[Dataset excerpts]
.....
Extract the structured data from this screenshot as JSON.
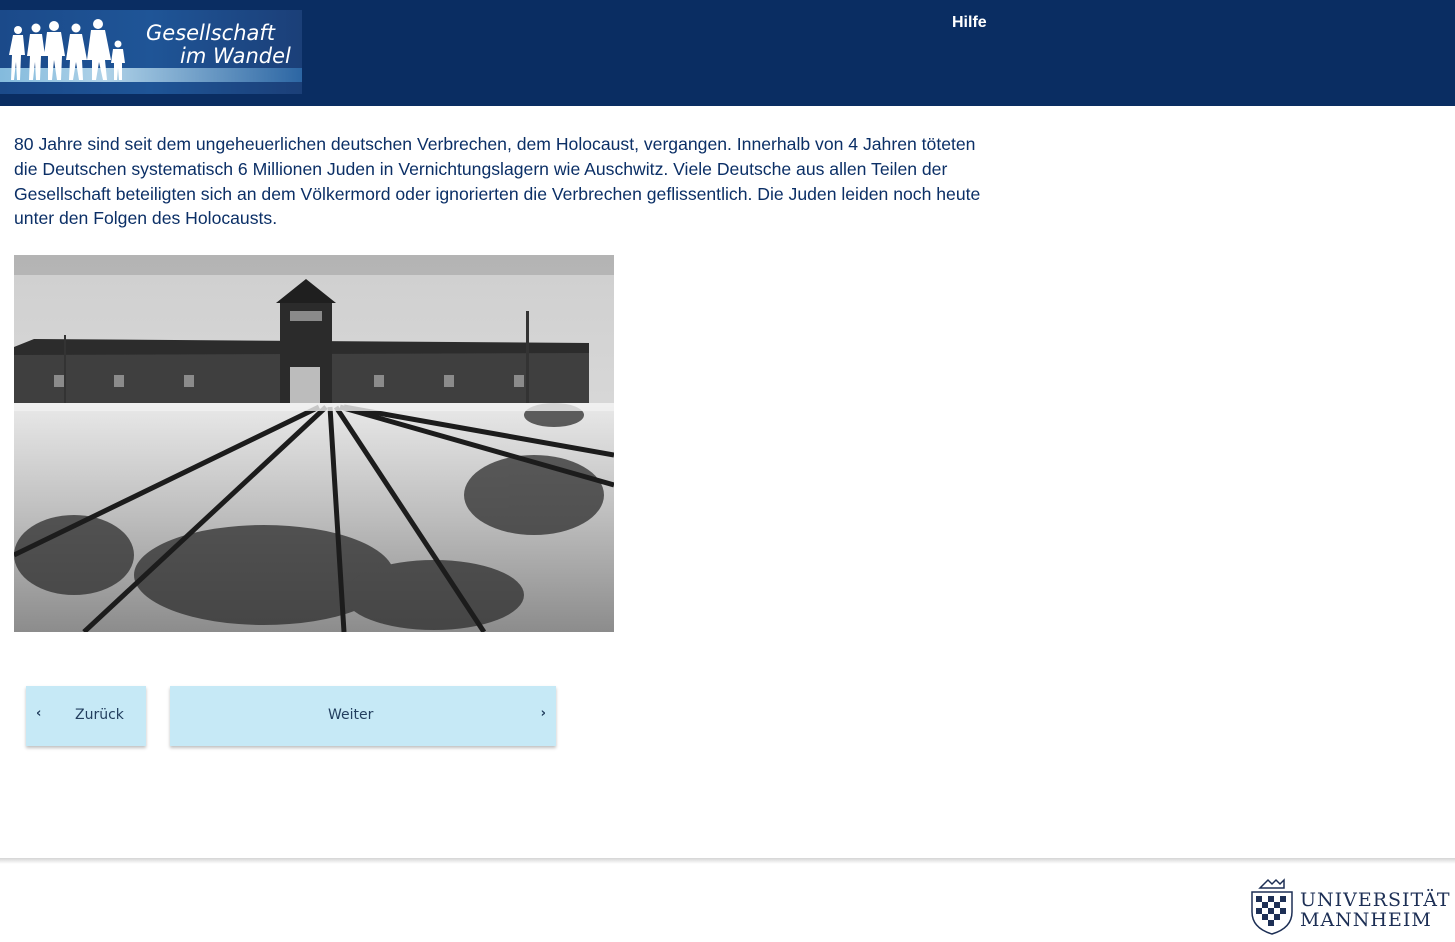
{
  "header": {
    "logo": {
      "line1": "Gesellschaft",
      "line2": "im Wandel"
    },
    "help_label": "Hilfe"
  },
  "content": {
    "intro_text": "80 Jahre sind seit dem ungeheuerlichen deutschen Verbrechen, dem Holocaust, vergangen. Innerhalb von 4 Jahren töteten die Deutschen systematisch 6 Millionen Juden in Vernichtungslagern wie Auschwitz. Viele Deutsche aus allen Teilen der Gesellschaft beteiligten sich an dem Völkermord oder ignorierten die Verbrechen geflissentlich. Die Juden leiden noch heute unter den Folgen des Holocausts."
  },
  "navigation": {
    "back_label": "Zurück",
    "back_icon": "chevron-left-icon",
    "next_label": "Weiter",
    "next_icon": "chevron-right-icon"
  },
  "footer": {
    "university_line1": "UNIVERSITÄT",
    "university_line2": "MANNHEIM"
  },
  "colors": {
    "header_bg": "#0a2d62",
    "text": "#0b2f66",
    "button_bg": "#c6e9f6"
  }
}
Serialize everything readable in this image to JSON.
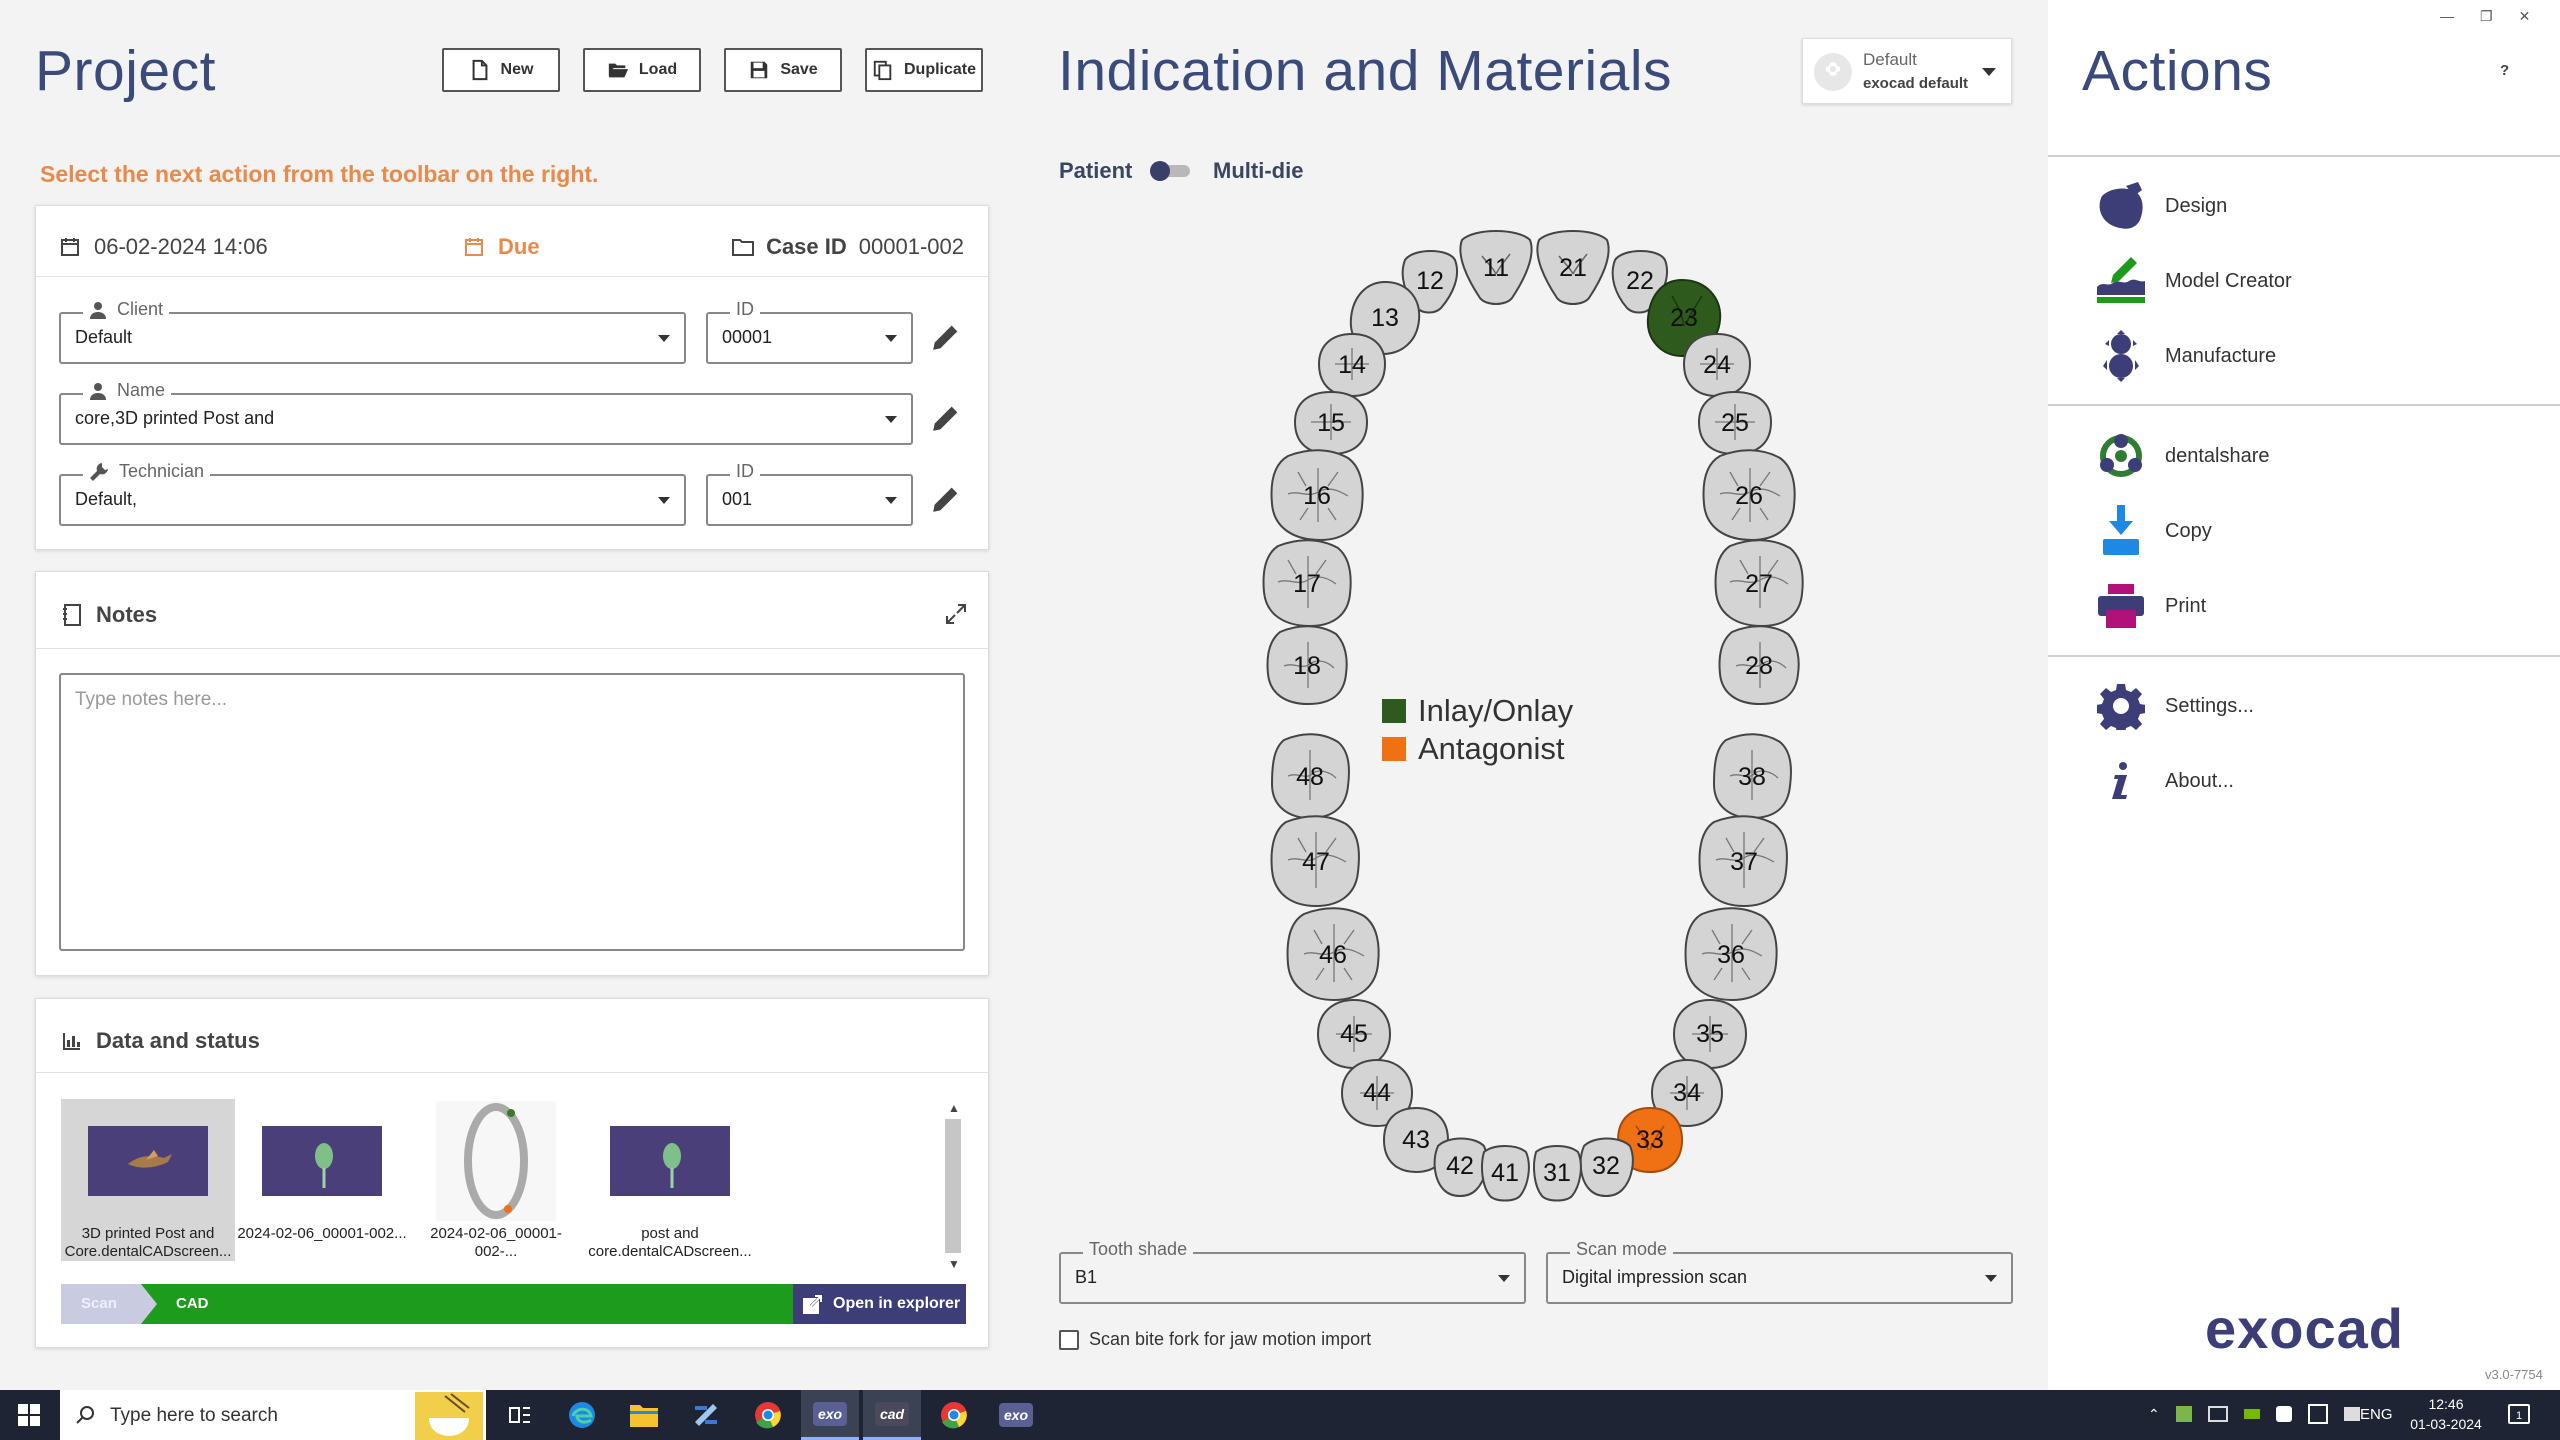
.....
**TASK OBJECTIVE:**
Exactly as written, return every line of the listing, but not the pictures.

**WRITTEN RESPONSE:**
Extract the structured data from this screenshot as JSON.
{
  "header": {
    "logo": {
      "line1": "Gesellschaft",
      "line2": "im Wandel"
    },
    "help_label": "Hilfe"
  },
  "content": {
    "intro_text": "80 Jahre sind seit dem ungeheuerlichen deutschen Verbrechen, dem Holocaust, vergangen. Innerhalb von 4 Jahren töteten die Deutschen systematisch 6 Millionen Juden in Vernichtungslagern wie Auschwitz. Viele Deutsche aus allen Teilen der Gesellschaft beteiligten sich an dem Völkermord oder ignorierten die Verbrechen geflissentlich. Die Juden leiden noch heute unter den Folgen des Holocausts."
  },
  "navigation": {
    "back_label": "Zurück",
    "back_icon": "chevron-left-icon",
    "next_label": "Weiter",
    "next_icon": "chevron-right-icon"
  },
  "footer": {
    "university_line1": "UNIVERSITÄT",
    "university_line2": "MANNHEIM"
  },
  "colors": {
    "header_bg": "#0a2d62",
    "text": "#0b2f66",
    "button_bg": "#c6e9f6"
  }
}
Serialize everything readable in this image to JSON.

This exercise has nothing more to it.